§ Goal
Every record that follows must be duplicated exactly, with images left out.

§ Provided entries
================
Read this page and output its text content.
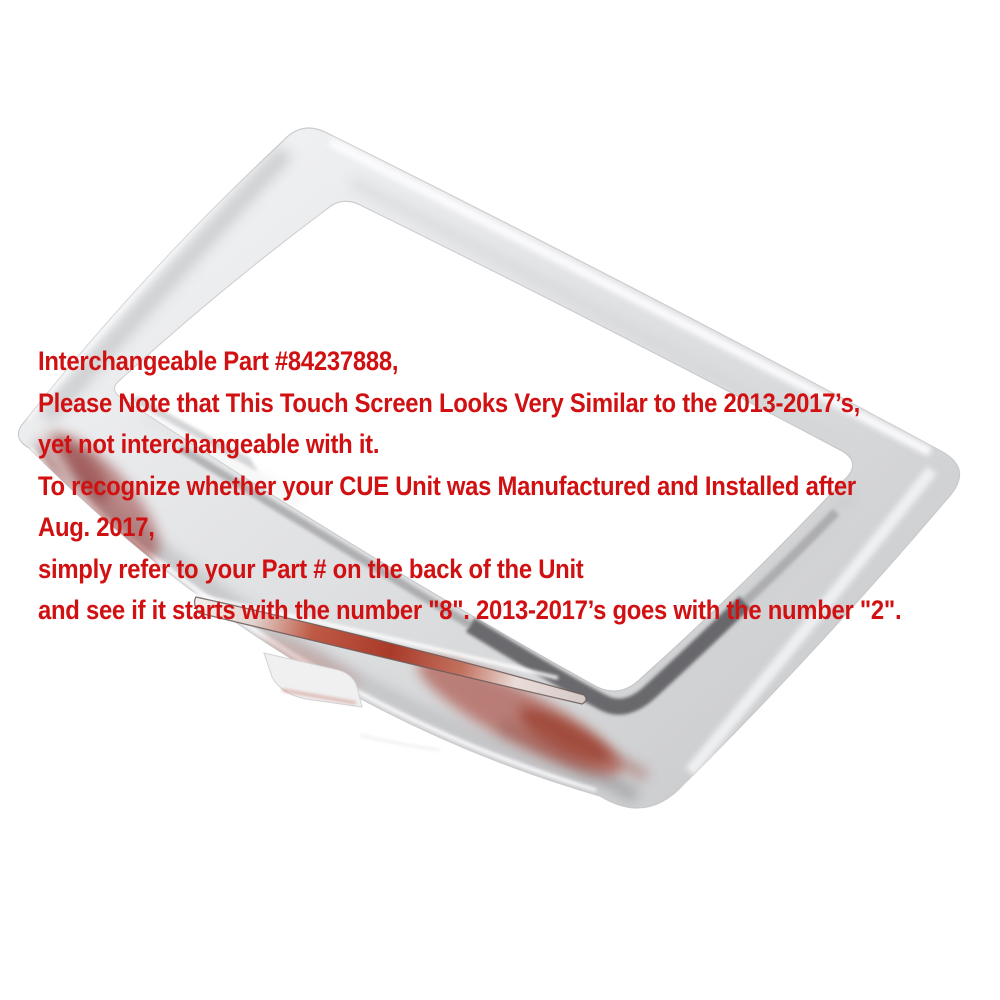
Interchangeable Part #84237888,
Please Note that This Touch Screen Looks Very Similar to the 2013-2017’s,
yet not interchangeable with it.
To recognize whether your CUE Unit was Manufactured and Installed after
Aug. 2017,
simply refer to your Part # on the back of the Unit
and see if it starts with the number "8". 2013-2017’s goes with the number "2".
================
§ Answer to the exercise
Read this page and output its text content.
Interchangeable Part #84237888,
Please Note that This Touch Screen Looks Very Similar to the 2013-2017’s,
yet not interchangeable with it.
To recognize whether your CUE Unit was Manufactured and Installed after
Aug. 2017,
simply refer to your Part # on the back of the Unit
and see if it starts with the number "8". 2013-2017’s goes with the number "2".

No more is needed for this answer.